◆ **DATA RECORDS**
━━━━━━
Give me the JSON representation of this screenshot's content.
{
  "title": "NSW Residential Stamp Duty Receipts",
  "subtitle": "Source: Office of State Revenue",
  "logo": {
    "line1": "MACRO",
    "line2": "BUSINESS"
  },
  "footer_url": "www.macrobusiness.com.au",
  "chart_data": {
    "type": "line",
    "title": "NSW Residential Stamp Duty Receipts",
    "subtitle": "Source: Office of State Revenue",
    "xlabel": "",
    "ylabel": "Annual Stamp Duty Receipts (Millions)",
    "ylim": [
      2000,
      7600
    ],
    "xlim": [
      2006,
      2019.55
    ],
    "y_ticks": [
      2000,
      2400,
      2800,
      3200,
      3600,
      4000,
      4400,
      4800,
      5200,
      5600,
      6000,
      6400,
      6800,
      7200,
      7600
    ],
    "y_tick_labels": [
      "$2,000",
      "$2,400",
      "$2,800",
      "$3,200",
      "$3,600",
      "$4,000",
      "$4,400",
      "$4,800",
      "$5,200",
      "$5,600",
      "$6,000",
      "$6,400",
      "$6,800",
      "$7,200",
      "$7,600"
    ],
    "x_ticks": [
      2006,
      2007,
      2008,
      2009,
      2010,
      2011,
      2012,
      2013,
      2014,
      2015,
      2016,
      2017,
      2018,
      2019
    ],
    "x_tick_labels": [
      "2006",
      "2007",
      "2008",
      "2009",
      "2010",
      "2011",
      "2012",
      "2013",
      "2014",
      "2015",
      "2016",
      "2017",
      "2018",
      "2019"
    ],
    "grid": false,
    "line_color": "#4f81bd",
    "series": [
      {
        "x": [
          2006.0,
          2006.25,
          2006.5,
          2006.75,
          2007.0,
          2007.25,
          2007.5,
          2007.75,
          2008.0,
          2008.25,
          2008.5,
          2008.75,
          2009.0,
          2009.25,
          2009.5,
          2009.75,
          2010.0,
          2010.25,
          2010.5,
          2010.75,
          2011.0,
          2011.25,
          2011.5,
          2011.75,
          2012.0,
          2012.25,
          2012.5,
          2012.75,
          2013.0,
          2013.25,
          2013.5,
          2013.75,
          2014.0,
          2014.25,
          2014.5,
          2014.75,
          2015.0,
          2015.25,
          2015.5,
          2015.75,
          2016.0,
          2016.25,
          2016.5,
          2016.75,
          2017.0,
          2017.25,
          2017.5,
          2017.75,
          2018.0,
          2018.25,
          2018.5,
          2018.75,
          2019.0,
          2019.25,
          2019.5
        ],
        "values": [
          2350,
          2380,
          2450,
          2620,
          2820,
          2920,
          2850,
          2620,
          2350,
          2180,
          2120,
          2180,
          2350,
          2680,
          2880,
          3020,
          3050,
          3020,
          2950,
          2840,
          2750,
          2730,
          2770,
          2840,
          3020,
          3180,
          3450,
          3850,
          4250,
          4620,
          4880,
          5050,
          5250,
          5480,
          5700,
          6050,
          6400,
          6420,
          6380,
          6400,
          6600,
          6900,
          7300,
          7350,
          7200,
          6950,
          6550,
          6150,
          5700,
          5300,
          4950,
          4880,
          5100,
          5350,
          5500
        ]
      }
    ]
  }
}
━━━━━━
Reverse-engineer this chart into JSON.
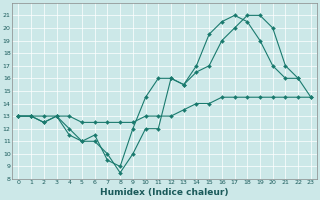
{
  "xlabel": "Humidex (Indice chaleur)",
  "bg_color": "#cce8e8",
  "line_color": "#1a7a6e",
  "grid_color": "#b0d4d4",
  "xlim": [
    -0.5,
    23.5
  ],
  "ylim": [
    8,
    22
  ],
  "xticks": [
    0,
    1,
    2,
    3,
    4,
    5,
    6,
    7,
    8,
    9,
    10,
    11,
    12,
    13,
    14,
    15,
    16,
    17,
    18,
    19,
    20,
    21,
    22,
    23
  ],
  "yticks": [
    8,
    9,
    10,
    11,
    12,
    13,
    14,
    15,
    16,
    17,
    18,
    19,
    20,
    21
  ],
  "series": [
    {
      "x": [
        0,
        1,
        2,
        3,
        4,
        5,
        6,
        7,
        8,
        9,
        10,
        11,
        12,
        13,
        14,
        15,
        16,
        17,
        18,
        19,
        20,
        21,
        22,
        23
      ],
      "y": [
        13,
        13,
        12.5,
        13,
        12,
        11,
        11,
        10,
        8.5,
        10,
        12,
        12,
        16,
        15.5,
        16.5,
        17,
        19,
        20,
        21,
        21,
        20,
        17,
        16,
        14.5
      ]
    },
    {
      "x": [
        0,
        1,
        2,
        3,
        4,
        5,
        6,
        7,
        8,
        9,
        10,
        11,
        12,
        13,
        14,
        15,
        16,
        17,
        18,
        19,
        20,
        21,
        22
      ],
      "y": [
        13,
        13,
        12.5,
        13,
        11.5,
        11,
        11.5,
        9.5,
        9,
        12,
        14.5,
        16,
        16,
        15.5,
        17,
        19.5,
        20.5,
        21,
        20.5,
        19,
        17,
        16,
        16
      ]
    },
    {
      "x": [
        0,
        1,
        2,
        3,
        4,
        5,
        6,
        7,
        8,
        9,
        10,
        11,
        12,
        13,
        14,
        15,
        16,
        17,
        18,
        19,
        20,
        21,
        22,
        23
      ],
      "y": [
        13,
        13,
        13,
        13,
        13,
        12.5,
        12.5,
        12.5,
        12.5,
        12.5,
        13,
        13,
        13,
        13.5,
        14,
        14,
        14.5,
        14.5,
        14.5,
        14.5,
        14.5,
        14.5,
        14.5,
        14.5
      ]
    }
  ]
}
━━━━━━
Copy out each line of the records where the string "Office" appears.

  "subtitle": "Source: Office of State Revenue",
    "subtitle": "Source: Office of State Revenue",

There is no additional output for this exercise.